Data items
..........

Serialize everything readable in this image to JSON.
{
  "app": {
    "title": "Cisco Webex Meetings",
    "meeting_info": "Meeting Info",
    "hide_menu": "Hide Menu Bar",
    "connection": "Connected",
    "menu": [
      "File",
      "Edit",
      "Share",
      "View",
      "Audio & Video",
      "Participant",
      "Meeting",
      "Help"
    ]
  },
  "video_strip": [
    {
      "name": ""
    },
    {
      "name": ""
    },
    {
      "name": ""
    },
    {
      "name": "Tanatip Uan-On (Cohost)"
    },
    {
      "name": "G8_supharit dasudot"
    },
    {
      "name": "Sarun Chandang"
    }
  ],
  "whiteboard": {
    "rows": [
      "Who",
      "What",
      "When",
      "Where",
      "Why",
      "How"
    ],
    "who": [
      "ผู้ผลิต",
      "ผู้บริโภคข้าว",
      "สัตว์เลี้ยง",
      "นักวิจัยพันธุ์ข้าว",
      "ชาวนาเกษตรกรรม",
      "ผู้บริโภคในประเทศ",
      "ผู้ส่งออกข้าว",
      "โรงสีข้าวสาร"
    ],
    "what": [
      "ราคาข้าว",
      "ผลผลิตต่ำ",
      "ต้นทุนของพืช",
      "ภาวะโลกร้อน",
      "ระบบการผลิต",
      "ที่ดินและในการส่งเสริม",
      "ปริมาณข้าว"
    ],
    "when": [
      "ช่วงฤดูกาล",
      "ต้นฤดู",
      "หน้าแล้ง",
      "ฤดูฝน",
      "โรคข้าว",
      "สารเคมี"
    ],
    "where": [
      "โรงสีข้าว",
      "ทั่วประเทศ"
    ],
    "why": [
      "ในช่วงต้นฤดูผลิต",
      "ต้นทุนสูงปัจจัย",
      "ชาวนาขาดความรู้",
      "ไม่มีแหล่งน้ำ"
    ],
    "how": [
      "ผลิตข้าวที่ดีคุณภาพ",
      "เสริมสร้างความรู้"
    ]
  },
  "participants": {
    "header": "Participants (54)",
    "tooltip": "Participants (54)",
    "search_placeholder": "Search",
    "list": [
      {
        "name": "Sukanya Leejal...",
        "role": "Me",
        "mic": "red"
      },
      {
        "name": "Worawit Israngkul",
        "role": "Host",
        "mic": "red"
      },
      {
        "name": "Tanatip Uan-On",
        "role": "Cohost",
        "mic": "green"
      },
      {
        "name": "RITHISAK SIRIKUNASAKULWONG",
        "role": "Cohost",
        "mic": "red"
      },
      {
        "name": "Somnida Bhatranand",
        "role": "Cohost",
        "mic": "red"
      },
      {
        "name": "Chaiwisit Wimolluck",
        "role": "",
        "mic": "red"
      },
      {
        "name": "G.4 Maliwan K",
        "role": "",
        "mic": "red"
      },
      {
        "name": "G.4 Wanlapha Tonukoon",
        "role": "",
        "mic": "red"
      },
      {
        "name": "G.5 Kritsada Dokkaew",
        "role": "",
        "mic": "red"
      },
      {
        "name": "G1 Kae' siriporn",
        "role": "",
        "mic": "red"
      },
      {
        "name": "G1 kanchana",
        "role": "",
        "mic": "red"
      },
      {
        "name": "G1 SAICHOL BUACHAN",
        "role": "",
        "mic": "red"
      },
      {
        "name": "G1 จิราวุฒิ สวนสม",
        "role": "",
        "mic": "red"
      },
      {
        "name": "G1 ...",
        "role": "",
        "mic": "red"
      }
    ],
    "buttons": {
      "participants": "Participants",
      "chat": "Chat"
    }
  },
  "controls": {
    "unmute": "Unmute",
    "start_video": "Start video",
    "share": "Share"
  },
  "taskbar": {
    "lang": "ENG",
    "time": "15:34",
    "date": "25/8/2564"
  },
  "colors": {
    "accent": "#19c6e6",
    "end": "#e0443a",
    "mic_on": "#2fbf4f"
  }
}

..........

The problem
Produce an exact copy of the whole listing.

Correct answer
Serialize everything readable in this image to JSON.
{
  "app": {
    "title": "Cisco Webex Meetings",
    "meeting_info": "Meeting Info",
    "hide_menu": "Hide Menu Bar",
    "connection": "Connected",
    "menu": [
      "File",
      "Edit",
      "Share",
      "View",
      "Audio & Video",
      "Participant",
      "Meeting",
      "Help"
    ]
  },
  "video_strip": [
    {
      "name": ""
    },
    {
      "name": ""
    },
    {
      "name": ""
    },
    {
      "name": "Tanatip Uan-On (Cohost)"
    },
    {
      "name": "G8_supharit dasudot"
    },
    {
      "name": "Sarun Chandang"
    }
  ],
  "whiteboard": {
    "rows": [
      "Who",
      "What",
      "When",
      "Where",
      "Why",
      "How"
    ],
    "who": [
      "ผู้ผลิต",
      "ผู้บริโภคข้าว",
      "สัตว์เลี้ยง",
      "นักวิจัยพันธุ์ข้าว",
      "ชาวนาเกษตรกรรม",
      "ผู้บริโภคในประเทศ",
      "ผู้ส่งออกข้าว",
      "โรงสีข้าวสาร"
    ],
    "what": [
      "ราคาข้าว",
      "ผลผลิตต่ำ",
      "ต้นทุนของพืช",
      "ภาวะโลกร้อน",
      "ระบบการผลิต",
      "ที่ดินและในการส่งเสริม",
      "ปริมาณข้าว"
    ],
    "when": [
      "ช่วงฤดูกาล",
      "ต้นฤดู",
      "หน้าแล้ง",
      "ฤดูฝน",
      "โรคข้าว",
      "สารเคมี"
    ],
    "where": [
      "โรงสีข้าว",
      "ทั่วประเทศ"
    ],
    "why": [
      "ในช่วงต้นฤดูผลิต",
      "ต้นทุนสูงปัจจัย",
      "ชาวนาขาดความรู้",
      "ไม่มีแหล่งน้ำ"
    ],
    "how": [
      "ผลิตข้าวที่ดีคุณภาพ",
      "เสริมสร้างความรู้"
    ]
  },
  "participants": {
    "header": "Participants (54)",
    "tooltip": "Participants (54)",
    "search_placeholder": "Search",
    "list": [
      {
        "name": "Sukanya Leejal...",
        "role": "Me",
        "mic": "red"
      },
      {
        "name": "Worawit Israngkul",
        "role": "Host",
        "mic": "red"
      },
      {
        "name": "Tanatip Uan-On",
        "role": "Cohost",
        "mic": "green"
      },
      {
        "name": "RITHISAK SIRIKUNASAKULWONG",
        "role": "Cohost",
        "mic": "red"
      },
      {
        "name": "Somnida Bhatranand",
        "role": "Cohost",
        "mic": "red"
      },
      {
        "name": "Chaiwisit Wimolluck",
        "role": "",
        "mic": "red"
      },
      {
        "name": "G.4 Maliwan K",
        "role": "",
        "mic": "red"
      },
      {
        "name": "G.4 Wanlapha Tonukoon",
        "role": "",
        "mic": "red"
      },
      {
        "name": "G.5 Kritsada Dokkaew",
        "role": "",
        "mic": "red"
      },
      {
        "name": "G1 Kae' siriporn",
        "role": "",
        "mic": "red"
      },
      {
        "name": "G1 kanchana",
        "role": "",
        "mic": "red"
      },
      {
        "name": "G1 SAICHOL BUACHAN",
        "role": "",
        "mic": "red"
      },
      {
        "name": "G1 จิราวุฒิ สวนสม",
        "role": "",
        "mic": "red"
      },
      {
        "name": "G1 ...",
        "role": "",
        "mic": "red"
      }
    ],
    "buttons": {
      "participants": "Participants",
      "chat": "Chat"
    }
  },
  "controls": {
    "unmute": "Unmute",
    "start_video": "Start video",
    "share": "Share"
  },
  "taskbar": {
    "lang": "ENG",
    "time": "15:34",
    "date": "25/8/2564"
  },
  "colors": {
    "accent": "#19c6e6",
    "end": "#e0443a",
    "mic_on": "#2fbf4f"
  }
}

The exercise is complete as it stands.